### TASK TO CARRY OUT:
For this task, copy the data that follows exactly, keeping every character.

### RECORD EXTRACTS:
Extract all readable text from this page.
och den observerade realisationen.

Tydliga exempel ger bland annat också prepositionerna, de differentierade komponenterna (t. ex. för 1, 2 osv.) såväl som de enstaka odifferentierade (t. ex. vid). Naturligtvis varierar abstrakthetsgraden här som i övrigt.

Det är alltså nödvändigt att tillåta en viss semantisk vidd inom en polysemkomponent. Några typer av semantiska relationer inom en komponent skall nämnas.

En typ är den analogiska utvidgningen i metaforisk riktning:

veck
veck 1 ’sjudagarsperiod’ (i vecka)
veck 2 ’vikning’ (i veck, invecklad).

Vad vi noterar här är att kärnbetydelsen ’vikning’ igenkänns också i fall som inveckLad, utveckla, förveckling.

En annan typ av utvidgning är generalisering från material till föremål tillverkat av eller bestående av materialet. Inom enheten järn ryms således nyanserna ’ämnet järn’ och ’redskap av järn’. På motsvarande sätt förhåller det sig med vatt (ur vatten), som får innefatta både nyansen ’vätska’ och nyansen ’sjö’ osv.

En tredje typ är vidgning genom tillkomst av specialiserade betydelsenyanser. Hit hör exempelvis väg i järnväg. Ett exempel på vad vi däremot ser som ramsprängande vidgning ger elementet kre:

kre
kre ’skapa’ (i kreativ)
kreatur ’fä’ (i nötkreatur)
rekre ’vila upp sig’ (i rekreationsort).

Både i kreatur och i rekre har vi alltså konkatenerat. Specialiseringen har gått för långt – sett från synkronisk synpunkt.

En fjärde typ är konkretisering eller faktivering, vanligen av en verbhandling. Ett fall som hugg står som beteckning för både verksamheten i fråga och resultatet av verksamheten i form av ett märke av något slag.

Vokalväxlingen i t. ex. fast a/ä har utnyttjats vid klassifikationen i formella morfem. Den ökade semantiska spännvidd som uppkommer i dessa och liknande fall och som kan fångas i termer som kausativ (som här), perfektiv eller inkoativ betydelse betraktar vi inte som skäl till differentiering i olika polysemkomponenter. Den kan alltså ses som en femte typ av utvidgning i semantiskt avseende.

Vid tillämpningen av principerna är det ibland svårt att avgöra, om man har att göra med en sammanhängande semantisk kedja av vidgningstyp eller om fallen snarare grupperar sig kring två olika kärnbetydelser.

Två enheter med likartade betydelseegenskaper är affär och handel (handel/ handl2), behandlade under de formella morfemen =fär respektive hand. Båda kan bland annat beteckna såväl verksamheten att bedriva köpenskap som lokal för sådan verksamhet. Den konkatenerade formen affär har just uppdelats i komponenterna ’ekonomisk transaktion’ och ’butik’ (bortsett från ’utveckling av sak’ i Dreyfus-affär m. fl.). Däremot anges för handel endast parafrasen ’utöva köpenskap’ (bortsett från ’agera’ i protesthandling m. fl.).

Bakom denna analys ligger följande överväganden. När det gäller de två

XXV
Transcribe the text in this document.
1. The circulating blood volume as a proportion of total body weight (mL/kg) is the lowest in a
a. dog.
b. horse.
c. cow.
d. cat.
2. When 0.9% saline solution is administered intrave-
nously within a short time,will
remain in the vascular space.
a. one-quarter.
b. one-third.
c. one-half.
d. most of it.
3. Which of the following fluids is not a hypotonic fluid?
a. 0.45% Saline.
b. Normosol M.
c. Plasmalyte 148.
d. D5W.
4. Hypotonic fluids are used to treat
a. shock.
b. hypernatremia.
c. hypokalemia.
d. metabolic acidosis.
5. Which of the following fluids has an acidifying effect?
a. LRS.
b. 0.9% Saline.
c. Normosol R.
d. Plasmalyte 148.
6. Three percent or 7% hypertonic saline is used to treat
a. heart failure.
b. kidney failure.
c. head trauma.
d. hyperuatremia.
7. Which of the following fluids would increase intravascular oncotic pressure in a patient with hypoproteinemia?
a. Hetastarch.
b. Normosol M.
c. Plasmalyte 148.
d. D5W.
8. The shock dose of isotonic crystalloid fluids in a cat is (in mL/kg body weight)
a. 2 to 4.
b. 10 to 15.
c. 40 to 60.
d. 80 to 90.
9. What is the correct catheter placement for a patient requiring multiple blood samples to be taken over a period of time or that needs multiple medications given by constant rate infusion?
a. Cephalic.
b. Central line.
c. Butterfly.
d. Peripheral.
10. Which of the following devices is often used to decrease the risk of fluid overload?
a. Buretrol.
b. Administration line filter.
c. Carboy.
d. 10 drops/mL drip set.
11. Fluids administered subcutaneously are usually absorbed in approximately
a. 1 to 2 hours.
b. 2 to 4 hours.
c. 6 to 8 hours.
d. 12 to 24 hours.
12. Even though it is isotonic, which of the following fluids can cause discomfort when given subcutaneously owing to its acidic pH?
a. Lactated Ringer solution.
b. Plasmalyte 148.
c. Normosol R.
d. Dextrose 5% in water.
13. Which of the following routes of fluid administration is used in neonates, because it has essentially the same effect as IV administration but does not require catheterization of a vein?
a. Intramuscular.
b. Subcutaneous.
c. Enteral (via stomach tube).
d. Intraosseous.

### EXERCISE RESPONSE:
Extract all readable text from this page.
och den observerade realisationen.

Tydliga exempel ger bland annat också prepositionerna, de differentierade komponenterna (t. ex. för 1, 2 osv.) såväl som de enstaka odifferentierade (t. ex. vid). Naturligtvis varierar abstrakthetsgraden här som i övrigt.

Det är alltså nödvändigt att tillåta en viss semantisk vidd inom en polysemkomponent. Några typer av semantiska relationer inom en komponent skall nämnas.

En typ är den analogiska utvidgningen i metaforisk riktning:

veck
veck 1 ’sjudagarsperiod’ (i vecka)
veck 2 ’vikning’ (i veck, invecklad).

Vad vi noterar här är att kärnbetydelsen ’vikning’ igenkänns också i fall som inveckLad, utveckla, förveckling.

En annan typ av utvidgning är generalisering från material till föremål tillverkat av eller bestående av materialet. Inom enheten järn ryms således nyanserna ’ämnet järn’ och ’redskap av järn’. På motsvarande sätt förhåller det sig med vatt (ur vatten), som får innefatta både nyansen ’vätska’ och nyansen ’sjö’ osv.

En tredje typ är vidgning genom tillkomst av specialiserade betydelsenyanser. Hit hör exempelvis väg i järnväg. Ett exempel på vad vi däremot ser som ramsprängande vidgning ger elementet kre:

kre
kre ’skapa’ (i kreativ)
kreatur ’fä’ (i nötkreatur)
rekre ’vila upp sig’ (i rekreationsort).

Både i kreatur och i rekre har vi alltså konkatenerat. Specialiseringen har gått för långt – sett från synkronisk synpunkt.

En fjärde typ är konkretisering eller faktivering, vanligen av en verbhandling. Ett fall som hugg står som beteckning för både verksamheten i fråga och resultatet av verksamheten i form av ett märke av något slag.

Vokalväxlingen i t. ex. fast a/ä har utnyttjats vid klassifikationen i formella morfem. Den ökade semantiska spännvidd som uppkommer i dessa och liknande fall och som kan fångas i termer som kausativ (som här), perfektiv eller inkoativ betydelse betraktar vi inte som skäl till differentiering i olika polysemkomponenter. Den kan alltså ses som en femte typ av utvidgning i semantiskt avseende.

Vid tillämpningen av principerna är det ibland svårt att avgöra, om man har att göra med en sammanhängande semantisk kedja av vidgningstyp eller om fallen snarare grupperar sig kring två olika kärnbetydelser.

Två enheter med likartade betydelseegenskaper är affär och handel (handel/ handl2), behandlade under de formella morfemen =fär respektive hand. Båda kan bland annat beteckna såväl verksamheten att bedriva köpenskap som lokal för sådan verksamhet. Den konkatenerade formen affär har just uppdelats i komponenterna ’ekonomisk transaktion’ och ’butik’ (bortsett från ’utveckling av sak’ i Dreyfus-affär m. fl.). Däremot anges för handel endast parafrasen ’utöva köpenskap’ (bortsett från ’agera’ i protesthandling m. fl.).

Bakom denna analys ligger följande överväganden. När det gäller de två

XXV
Transcribe the text in this document.
1. The circulating blood volume as a proportion of total body weight (mL/kg) is the lowest in a
a. dog.
b. horse.
c. cow.
d. cat.
2. When 0.9% saline solution is administered intrave-
nously within a short time,will
remain in the vascular space.
a. one-quarter.
b. one-third.
c. one-half.
d. most of it.
3. Which of the following fluids is not a hypotonic fluid?
a. 0.45% Saline.
b. Normosol M.
c. Plasmalyte 148.
d. D5W.
4. Hypotonic fluids are used to treat
a. shock.
b. hypernatremia.
c. hypokalemia.
d. metabolic acidosis.
5. Which of the following fluids has an acidifying effect?
a. LRS.
b. 0.9% Saline.
c. Normosol R.
d. Plasmalyte 148.
6. Three percent or 7% hypertonic saline is used to treat
a. heart failure.
b. kidney failure.
c. head trauma.
d. hyperuatremia.
7. Which of the following fluids would increase intravascular oncotic pressure in a patient with hypoproteinemia?
a. Hetastarch.
b. Normosol M.
c. Plasmalyte 148.
d. D5W.
8. The shock dose of isotonic crystalloid fluids in a cat is (in mL/kg body weight)
a. 2 to 4.
b. 10 to 15.
c. 40 to 60.
d. 80 to 90.
9. What is the correct catheter placement for a patient requiring multiple blood samples to be taken over a period of time or that needs multiple medications given by constant rate infusion?
a. Cephalic.
b. Central line.
c. Butterfly.
d. Peripheral.
10. Which of the following devices is often used to decrease the risk of fluid overload?
a. Buretrol.
b. Administration line filter.
c. Carboy.
d. 10 drops/mL drip set.
11. Fluids administered subcutaneously are usually absorbed in approximately
a. 1 to 2 hours.
b. 2 to 4 hours.
c. 6 to 8 hours.
d. 12 to 24 hours.
12. Even though it is isotonic, which of the following fluids can cause discomfort when given subcutaneously owing to its acidic pH?
a. Lactated Ringer solution.
b. Plasmalyte 148.
c. Normosol R.
d. Dextrose 5% in water.
13. Which of the following routes of fluid administration is used in neonates, because it has essentially the same effect as IV administration but does not require catheterization of a vein?
a. Intramuscular.
b. Subcutaneous.
c. Enteral (via stomach tube).
d. Intraosseous.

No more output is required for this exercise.